* [INSTRUCTIONS FOR THE TASK]:
Write out the records below once more, exactly as they stand.

* [DATASET ENTRIES]:
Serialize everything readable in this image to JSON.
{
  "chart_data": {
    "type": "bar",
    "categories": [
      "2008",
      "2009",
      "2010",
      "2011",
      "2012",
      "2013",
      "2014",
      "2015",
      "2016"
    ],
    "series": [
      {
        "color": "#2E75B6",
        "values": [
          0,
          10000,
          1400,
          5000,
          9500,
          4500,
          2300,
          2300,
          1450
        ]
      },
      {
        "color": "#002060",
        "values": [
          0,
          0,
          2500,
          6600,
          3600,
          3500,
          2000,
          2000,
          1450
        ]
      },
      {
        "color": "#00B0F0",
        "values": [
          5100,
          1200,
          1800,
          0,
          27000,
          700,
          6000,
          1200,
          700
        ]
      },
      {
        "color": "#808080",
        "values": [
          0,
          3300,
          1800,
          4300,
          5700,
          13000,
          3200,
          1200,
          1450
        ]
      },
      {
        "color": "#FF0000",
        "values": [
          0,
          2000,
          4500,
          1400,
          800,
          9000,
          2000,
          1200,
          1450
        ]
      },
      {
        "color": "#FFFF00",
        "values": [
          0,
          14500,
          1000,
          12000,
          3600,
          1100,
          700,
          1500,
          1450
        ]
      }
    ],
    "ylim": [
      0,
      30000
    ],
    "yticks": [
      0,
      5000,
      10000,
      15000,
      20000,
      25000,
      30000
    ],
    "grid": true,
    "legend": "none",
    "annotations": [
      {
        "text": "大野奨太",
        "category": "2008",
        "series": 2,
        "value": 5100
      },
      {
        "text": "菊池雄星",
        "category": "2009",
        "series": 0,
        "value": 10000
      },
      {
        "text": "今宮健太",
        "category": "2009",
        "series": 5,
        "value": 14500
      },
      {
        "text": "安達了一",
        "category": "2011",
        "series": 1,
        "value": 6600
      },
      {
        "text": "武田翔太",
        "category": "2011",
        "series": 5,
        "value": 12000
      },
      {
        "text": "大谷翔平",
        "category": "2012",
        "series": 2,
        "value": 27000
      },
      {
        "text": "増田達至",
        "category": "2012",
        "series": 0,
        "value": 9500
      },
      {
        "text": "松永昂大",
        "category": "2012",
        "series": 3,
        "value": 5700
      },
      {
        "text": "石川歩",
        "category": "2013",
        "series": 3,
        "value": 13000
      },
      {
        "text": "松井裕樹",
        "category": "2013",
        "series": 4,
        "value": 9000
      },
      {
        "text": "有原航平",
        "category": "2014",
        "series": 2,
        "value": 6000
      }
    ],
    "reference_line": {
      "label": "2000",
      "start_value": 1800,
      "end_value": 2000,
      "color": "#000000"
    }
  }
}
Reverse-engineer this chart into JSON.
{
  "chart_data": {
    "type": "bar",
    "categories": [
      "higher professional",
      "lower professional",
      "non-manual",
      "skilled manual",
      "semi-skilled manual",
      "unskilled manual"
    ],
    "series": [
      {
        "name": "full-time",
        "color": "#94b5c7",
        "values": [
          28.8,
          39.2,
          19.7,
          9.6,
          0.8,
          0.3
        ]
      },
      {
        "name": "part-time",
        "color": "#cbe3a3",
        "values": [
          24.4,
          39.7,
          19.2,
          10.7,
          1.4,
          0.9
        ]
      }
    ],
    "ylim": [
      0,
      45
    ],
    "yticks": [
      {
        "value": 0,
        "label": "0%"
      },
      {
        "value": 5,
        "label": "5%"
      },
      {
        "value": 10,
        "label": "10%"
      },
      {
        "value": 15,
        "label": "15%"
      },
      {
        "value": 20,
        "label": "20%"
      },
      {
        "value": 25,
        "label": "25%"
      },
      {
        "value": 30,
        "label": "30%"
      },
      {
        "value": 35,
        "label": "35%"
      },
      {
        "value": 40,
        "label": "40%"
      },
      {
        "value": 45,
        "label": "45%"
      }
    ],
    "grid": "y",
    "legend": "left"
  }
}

* [WRITTEN RESPONSE]:
Serialize everything readable in this image to JSON.
{
  "chart_data": {
    "type": "bar",
    "categories": [
      "2008",
      "2009",
      "2010",
      "2011",
      "2012",
      "2013",
      "2014",
      "2015",
      "2016"
    ],
    "series": [
      {
        "color": "#2E75B6",
        "values": [
          0,
          10000,
          1400,
          5000,
          9500,
          4500,
          2300,
          2300,
          1450
        ]
      },
      {
        "color": "#002060",
        "values": [
          0,
          0,
          2500,
          6600,
          3600,
          3500,
          2000,
          2000,
          1450
        ]
      },
      {
        "color": "#00B0F0",
        "values": [
          5100,
          1200,
          1800,
          0,
          27000,
          700,
          6000,
          1200,
          700
        ]
      },
      {
        "color": "#808080",
        "values": [
          0,
          3300,
          1800,
          4300,
          5700,
          13000,
          3200,
          1200,
          1450
        ]
      },
      {
        "color": "#FF0000",
        "values": [
          0,
          2000,
          4500,
          1400,
          800,
          9000,
          2000,
          1200,
          1450
        ]
      },
      {
        "color": "#FFFF00",
        "values": [
          0,
          14500,
          1000,
          12000,
          3600,
          1100,
          700,
          1500,
          1450
        ]
      }
    ],
    "ylim": [
      0,
      30000
    ],
    "yticks": [
      0,
      5000,
      10000,
      15000,
      20000,
      25000,
      30000
    ],
    "grid": true,
    "legend": "none",
    "annotations": [
      {
        "text": "大野奨太",
        "category": "2008",
        "series": 2,
        "value": 5100
      },
      {
        "text": "菊池雄星",
        "category": "2009",
        "series": 0,
        "value": 10000
      },
      {
        "text": "今宮健太",
        "category": "2009",
        "series": 5,
        "value": 14500
      },
      {
        "text": "安達了一",
        "category": "2011",
        "series": 1,
        "value": 6600
      },
      {
        "text": "武田翔太",
        "category": "2011",
        "series": 5,
        "value": 12000
      },
      {
        "text": "大谷翔平",
        "category": "2012",
        "series": 2,
        "value": 27000
      },
      {
        "text": "増田達至",
        "category": "2012",
        "series": 0,
        "value": 9500
      },
      {
        "text": "松永昂大",
        "category": "2012",
        "series": 3,
        "value": 5700
      },
      {
        "text": "石川歩",
        "category": "2013",
        "series": 3,
        "value": 13000
      },
      {
        "text": "松井裕樹",
        "category": "2013",
        "series": 4,
        "value": 9000
      },
      {
        "text": "有原航平",
        "category": "2014",
        "series": 2,
        "value": 6000
      }
    ],
    "reference_line": {
      "label": "2000",
      "start_value": 1800,
      "end_value": 2000,
      "color": "#000000"
    }
  }
}
Reverse-engineer this chart into JSON.
{
  "chart_data": {
    "type": "bar",
    "categories": [
      "higher professional",
      "lower professional",
      "non-manual",
      "skilled manual",
      "semi-skilled manual",
      "unskilled manual"
    ],
    "series": [
      {
        "name": "full-time",
        "color": "#94b5c7",
        "values": [
          28.8,
          39.2,
          19.7,
          9.6,
          0.8,
          0.3
        ]
      },
      {
        "name": "part-time",
        "color": "#cbe3a3",
        "values": [
          24.4,
          39.7,
          19.2,
          10.7,
          1.4,
          0.9
        ]
      }
    ],
    "ylim": [
      0,
      45
    ],
    "yticks": [
      {
        "value": 0,
        "label": "0%"
      },
      {
        "value": 5,
        "label": "5%"
      },
      {
        "value": 10,
        "label": "10%"
      },
      {
        "value": 15,
        "label": "15%"
      },
      {
        "value": 20,
        "label": "20%"
      },
      {
        "value": 25,
        "label": "25%"
      },
      {
        "value": 30,
        "label": "30%"
      },
      {
        "value": 35,
        "label": "35%"
      },
      {
        "value": 40,
        "label": "40%"
      },
      {
        "value": 45,
        "label": "45%"
      }
    ],
    "grid": "y",
    "legend": "left"
  }
}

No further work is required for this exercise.